## [Stated exercise]
Do any lines in the data below contain "this"? If so, copy every one of them.

## [Dataset excerpts]
___

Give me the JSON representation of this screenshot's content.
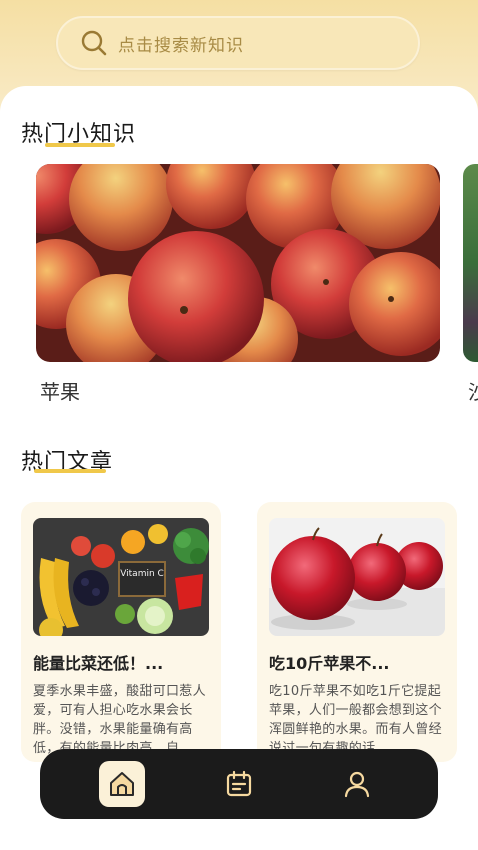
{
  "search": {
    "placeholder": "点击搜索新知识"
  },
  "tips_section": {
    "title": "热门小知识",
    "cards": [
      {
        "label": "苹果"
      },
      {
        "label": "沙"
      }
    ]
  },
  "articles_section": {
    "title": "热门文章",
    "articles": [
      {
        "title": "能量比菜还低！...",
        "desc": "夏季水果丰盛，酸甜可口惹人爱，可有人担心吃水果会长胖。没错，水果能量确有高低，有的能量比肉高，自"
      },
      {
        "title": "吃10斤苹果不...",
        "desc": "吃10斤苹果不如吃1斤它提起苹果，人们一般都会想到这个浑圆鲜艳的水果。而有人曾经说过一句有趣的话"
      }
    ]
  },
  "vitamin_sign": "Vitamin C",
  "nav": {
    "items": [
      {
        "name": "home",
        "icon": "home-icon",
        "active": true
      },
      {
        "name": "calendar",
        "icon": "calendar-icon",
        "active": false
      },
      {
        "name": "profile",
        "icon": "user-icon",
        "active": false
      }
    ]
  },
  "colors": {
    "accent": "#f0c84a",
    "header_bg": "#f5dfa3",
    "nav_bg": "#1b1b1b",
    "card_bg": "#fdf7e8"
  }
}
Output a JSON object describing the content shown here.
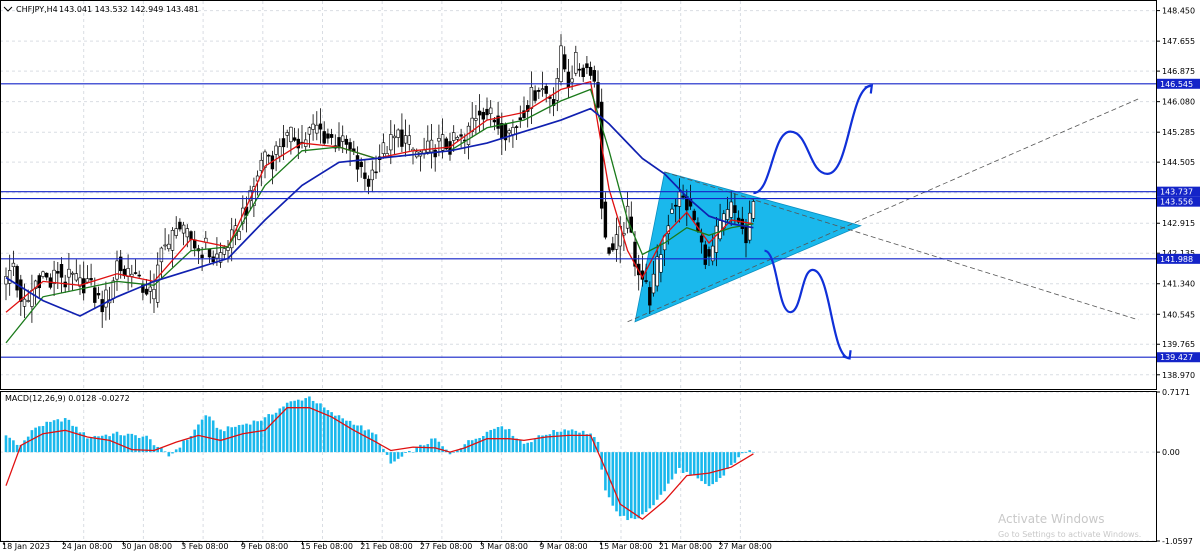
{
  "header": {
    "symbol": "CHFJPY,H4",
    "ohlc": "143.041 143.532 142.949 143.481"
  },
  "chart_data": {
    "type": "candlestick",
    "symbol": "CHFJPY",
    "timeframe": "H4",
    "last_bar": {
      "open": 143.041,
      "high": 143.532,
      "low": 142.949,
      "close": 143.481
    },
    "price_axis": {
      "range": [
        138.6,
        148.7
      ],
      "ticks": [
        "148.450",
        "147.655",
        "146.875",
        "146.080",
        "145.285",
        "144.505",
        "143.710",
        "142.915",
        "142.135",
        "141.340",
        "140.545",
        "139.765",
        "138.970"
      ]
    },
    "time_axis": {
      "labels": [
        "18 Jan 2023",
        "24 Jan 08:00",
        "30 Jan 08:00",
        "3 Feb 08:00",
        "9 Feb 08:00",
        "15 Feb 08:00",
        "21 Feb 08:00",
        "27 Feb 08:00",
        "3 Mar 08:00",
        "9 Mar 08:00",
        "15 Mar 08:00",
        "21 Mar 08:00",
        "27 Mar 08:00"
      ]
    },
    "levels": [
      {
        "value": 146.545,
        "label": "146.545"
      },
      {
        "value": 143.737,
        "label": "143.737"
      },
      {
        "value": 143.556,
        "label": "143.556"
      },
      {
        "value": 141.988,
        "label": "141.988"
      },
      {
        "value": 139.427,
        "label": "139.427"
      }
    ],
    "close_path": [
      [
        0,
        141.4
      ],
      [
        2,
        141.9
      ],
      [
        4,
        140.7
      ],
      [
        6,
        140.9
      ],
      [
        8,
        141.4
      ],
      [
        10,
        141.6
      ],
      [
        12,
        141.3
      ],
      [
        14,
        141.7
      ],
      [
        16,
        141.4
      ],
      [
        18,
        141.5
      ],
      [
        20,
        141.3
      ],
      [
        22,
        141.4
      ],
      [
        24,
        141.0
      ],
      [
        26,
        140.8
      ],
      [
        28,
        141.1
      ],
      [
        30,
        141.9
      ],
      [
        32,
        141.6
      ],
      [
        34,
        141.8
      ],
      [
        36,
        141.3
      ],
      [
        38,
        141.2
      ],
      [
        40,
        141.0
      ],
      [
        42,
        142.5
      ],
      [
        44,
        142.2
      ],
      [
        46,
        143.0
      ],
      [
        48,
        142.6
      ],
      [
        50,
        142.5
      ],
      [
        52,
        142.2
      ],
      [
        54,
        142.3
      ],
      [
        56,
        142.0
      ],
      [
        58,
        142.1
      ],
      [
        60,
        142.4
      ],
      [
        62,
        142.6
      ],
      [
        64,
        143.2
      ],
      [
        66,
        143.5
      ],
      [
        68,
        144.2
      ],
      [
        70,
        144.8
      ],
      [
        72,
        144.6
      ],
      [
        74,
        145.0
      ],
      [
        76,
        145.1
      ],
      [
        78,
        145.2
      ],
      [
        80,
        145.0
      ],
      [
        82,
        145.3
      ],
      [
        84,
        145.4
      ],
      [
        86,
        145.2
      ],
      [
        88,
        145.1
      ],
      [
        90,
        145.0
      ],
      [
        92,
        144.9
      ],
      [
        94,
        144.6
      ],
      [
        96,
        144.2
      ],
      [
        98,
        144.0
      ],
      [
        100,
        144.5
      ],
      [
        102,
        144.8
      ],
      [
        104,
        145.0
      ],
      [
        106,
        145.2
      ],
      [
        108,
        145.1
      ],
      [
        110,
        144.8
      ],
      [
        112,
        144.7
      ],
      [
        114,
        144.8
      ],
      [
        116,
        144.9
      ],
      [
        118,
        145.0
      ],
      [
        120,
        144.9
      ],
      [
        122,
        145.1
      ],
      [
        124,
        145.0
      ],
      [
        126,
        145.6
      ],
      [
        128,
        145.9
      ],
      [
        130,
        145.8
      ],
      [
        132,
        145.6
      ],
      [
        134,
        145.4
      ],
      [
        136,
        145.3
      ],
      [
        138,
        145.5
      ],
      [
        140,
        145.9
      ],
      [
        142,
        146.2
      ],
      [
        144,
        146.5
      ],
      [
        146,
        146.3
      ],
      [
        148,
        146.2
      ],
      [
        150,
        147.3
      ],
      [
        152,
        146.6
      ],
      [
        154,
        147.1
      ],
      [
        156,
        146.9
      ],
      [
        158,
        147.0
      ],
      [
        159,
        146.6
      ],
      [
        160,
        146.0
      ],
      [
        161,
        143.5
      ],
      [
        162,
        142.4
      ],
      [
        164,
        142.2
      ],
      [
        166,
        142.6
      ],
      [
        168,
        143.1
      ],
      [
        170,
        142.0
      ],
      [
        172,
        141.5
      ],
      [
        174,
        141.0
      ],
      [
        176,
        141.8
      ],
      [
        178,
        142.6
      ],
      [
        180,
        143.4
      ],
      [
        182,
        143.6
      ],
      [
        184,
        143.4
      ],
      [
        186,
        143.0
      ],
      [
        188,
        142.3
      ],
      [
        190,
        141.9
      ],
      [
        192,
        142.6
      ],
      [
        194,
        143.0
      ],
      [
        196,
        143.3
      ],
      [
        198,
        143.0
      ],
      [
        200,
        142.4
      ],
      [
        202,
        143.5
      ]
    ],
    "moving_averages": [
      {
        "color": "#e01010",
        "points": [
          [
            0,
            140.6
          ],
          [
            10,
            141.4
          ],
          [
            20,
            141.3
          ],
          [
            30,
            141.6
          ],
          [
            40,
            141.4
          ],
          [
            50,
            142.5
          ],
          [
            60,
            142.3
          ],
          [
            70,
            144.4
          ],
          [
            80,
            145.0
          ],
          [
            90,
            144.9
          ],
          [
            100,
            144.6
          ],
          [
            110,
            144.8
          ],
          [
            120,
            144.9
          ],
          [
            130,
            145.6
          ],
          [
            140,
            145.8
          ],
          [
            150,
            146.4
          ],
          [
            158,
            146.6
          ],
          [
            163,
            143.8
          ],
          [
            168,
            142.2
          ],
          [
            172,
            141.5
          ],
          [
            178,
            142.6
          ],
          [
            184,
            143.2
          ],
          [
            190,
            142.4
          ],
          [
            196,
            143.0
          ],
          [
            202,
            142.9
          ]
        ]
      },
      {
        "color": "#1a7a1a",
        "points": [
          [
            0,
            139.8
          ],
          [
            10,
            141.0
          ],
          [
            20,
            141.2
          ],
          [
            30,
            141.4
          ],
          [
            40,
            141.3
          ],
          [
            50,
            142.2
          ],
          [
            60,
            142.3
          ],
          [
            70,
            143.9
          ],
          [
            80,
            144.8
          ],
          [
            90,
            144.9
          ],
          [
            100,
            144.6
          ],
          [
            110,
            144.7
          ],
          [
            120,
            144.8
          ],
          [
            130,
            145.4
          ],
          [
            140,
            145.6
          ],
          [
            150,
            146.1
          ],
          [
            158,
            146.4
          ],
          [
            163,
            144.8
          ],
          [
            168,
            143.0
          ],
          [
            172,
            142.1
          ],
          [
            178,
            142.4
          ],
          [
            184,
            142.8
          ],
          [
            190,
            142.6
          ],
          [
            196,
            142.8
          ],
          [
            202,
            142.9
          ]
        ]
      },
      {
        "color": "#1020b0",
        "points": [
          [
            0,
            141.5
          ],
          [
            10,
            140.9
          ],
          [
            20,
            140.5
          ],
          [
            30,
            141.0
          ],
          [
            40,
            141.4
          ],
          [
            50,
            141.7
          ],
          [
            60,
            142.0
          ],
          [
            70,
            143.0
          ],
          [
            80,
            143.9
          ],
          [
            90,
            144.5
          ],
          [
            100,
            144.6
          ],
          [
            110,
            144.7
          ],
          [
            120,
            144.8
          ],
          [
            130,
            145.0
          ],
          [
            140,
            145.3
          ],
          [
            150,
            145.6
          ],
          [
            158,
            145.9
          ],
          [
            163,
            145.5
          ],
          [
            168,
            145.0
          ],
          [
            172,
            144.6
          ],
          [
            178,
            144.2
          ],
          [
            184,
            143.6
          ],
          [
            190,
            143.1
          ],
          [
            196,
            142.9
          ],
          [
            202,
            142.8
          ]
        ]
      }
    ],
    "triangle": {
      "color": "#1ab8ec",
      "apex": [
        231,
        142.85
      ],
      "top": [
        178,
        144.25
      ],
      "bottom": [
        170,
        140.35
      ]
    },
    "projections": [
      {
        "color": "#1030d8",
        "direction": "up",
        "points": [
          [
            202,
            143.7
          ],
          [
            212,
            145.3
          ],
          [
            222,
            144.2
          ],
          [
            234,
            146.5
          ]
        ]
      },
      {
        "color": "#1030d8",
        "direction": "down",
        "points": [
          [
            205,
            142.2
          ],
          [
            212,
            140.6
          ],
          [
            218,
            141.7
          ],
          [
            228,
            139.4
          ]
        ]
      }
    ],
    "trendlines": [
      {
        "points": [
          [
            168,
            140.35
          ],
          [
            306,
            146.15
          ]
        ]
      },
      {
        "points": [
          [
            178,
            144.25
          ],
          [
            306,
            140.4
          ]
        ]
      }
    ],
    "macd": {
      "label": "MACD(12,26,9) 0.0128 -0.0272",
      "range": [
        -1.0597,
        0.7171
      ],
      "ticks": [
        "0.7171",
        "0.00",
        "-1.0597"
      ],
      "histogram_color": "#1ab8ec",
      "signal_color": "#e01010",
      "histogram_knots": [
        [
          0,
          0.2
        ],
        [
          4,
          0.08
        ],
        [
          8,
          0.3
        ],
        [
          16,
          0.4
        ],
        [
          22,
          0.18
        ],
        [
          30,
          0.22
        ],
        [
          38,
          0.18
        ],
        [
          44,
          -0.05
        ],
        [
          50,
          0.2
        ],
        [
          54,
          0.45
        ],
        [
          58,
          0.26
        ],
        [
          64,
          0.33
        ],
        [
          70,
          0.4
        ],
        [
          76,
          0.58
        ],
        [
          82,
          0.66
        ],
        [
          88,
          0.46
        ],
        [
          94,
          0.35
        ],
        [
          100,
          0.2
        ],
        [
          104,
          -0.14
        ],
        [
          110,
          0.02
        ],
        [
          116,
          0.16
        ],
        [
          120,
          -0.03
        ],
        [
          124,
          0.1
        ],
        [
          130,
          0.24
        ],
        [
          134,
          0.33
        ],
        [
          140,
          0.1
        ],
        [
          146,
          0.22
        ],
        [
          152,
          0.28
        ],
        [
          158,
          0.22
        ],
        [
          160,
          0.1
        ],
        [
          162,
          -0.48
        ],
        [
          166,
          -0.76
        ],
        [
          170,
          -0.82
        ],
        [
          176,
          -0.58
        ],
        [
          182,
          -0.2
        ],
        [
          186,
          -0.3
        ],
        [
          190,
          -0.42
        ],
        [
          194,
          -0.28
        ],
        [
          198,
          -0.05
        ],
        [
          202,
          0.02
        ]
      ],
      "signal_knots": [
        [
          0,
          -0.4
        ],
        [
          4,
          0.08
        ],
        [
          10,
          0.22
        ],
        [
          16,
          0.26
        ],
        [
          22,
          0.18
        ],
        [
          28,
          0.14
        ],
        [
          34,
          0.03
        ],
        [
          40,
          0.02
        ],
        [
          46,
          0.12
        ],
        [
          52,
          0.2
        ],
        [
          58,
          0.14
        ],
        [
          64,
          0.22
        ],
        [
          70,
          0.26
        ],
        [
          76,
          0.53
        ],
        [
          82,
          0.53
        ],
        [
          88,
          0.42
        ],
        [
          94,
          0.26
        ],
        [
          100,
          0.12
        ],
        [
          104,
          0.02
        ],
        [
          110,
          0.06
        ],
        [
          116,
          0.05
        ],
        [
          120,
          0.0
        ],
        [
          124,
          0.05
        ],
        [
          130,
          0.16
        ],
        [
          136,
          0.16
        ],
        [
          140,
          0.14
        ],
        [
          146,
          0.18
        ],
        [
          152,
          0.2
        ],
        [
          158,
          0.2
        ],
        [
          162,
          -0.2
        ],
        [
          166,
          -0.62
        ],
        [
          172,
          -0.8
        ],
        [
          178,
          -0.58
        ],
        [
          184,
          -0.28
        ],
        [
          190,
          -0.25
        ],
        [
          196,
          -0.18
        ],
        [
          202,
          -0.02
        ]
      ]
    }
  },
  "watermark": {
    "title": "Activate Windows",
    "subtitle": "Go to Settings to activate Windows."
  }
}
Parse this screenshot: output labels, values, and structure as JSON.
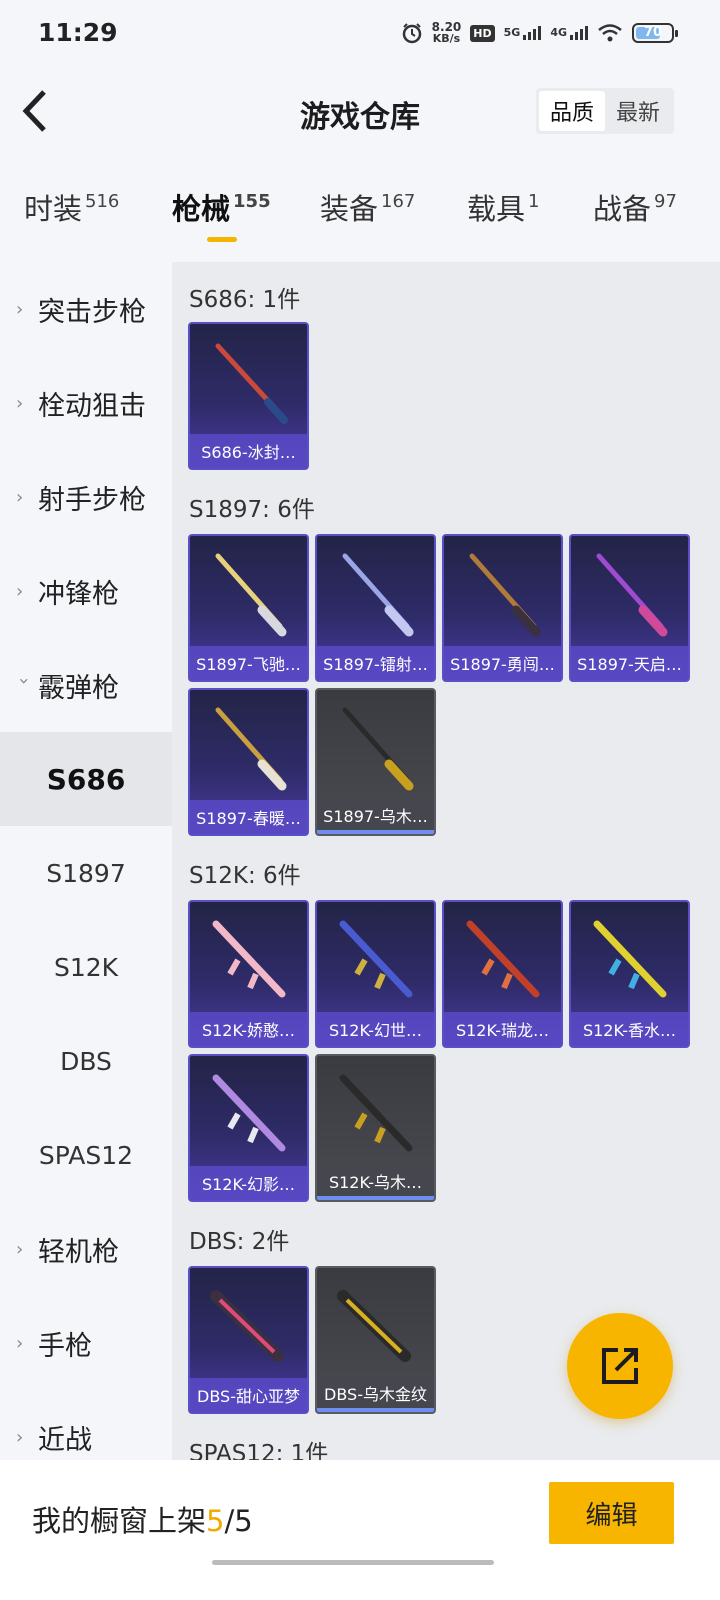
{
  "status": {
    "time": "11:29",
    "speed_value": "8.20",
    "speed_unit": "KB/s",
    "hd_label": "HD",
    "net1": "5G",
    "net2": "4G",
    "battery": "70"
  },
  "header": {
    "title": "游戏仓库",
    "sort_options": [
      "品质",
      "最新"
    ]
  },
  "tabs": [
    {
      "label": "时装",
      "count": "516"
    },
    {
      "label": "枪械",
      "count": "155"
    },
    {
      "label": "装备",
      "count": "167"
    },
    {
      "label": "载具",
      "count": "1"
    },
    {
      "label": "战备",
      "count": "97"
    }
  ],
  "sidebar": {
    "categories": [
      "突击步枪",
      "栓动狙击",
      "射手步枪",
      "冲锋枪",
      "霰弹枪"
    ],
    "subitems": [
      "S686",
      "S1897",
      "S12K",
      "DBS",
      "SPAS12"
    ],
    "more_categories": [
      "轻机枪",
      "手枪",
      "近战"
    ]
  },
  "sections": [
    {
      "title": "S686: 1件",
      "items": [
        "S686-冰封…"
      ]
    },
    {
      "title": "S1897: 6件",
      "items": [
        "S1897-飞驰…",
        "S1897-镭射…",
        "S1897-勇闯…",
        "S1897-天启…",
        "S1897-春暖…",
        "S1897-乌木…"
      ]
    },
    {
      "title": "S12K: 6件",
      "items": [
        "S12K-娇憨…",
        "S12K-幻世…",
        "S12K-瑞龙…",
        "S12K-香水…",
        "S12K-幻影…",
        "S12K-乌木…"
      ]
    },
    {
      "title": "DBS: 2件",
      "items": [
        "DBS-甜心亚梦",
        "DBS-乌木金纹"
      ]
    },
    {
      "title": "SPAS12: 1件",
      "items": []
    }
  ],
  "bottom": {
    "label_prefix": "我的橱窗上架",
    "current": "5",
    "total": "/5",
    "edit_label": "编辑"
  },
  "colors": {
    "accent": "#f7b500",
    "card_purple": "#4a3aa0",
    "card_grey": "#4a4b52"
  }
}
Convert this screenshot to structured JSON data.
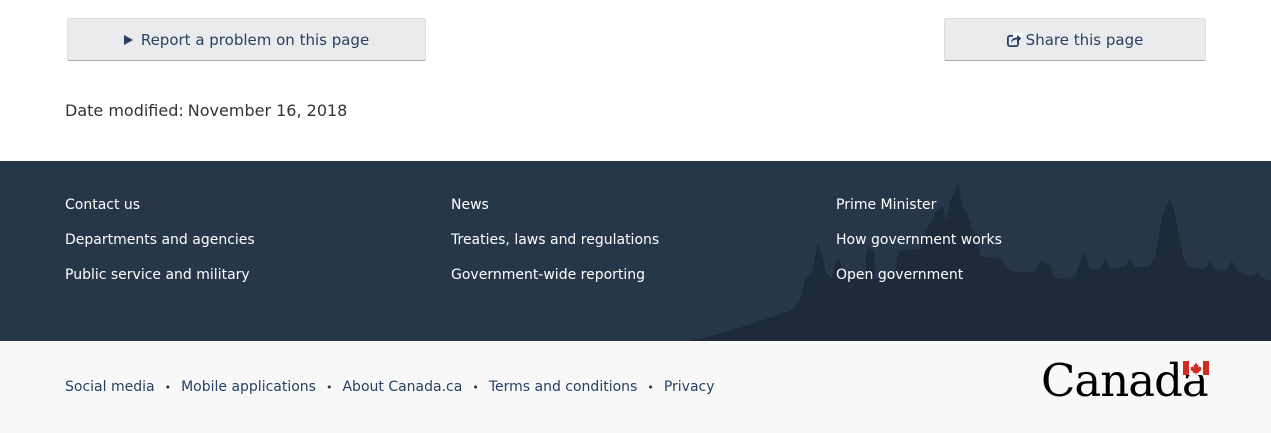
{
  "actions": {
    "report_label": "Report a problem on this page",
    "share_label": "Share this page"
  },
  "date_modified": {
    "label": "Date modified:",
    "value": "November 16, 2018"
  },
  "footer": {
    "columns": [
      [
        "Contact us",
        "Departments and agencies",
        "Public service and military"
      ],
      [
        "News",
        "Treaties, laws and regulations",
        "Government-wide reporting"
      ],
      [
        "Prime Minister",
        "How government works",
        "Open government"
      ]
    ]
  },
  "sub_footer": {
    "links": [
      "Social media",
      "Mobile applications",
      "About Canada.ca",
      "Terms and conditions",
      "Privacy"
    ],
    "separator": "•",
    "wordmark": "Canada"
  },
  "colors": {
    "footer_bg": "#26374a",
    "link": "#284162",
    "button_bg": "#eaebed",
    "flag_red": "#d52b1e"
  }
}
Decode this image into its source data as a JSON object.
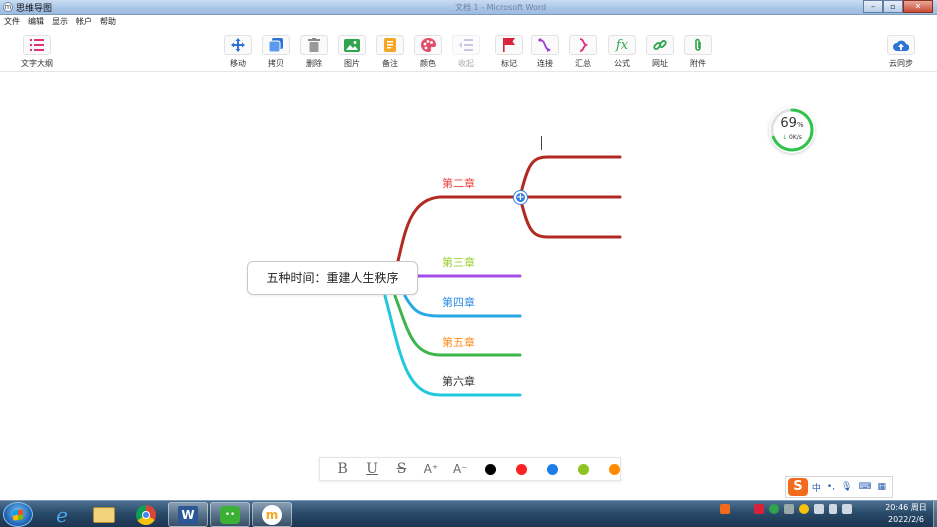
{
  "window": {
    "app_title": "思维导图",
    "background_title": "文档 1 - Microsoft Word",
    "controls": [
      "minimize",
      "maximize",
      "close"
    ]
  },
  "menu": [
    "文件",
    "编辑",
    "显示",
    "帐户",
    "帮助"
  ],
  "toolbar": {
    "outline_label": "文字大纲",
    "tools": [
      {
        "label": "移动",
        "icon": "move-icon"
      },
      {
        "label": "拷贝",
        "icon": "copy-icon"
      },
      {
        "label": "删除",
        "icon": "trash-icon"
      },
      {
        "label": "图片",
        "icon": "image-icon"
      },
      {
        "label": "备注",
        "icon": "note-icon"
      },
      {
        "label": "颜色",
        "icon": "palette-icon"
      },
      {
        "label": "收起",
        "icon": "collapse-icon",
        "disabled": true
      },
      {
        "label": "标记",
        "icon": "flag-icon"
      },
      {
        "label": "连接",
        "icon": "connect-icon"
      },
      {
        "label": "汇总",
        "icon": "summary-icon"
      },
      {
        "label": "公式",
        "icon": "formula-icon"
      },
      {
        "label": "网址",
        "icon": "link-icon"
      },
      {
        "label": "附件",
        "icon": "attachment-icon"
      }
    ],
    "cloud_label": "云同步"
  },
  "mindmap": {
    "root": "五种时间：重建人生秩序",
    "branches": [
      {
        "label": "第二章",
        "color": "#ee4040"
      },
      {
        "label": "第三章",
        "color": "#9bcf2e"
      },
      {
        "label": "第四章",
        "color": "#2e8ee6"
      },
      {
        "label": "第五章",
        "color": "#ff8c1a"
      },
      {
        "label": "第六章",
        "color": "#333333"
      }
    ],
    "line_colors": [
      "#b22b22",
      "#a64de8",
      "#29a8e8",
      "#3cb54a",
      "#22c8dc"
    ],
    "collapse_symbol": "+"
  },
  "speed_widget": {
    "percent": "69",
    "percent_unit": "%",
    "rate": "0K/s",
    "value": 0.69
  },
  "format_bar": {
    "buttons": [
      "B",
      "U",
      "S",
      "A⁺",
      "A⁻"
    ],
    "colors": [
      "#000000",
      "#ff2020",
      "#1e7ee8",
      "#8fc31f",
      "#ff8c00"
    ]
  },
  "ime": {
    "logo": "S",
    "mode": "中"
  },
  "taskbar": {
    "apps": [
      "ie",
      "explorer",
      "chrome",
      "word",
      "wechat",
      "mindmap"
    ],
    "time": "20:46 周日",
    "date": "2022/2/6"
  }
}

___

## [The answer]
Give me the JSON representation of this screenshot's content.
Parse this screenshot: output labels, values, and structure as JSON.
Convert this screenshot to structured JSON data.
    "report_label": "Report a problem on this page",
    "share_label": "Share this page"
Decode this image into its source data as a JSON object.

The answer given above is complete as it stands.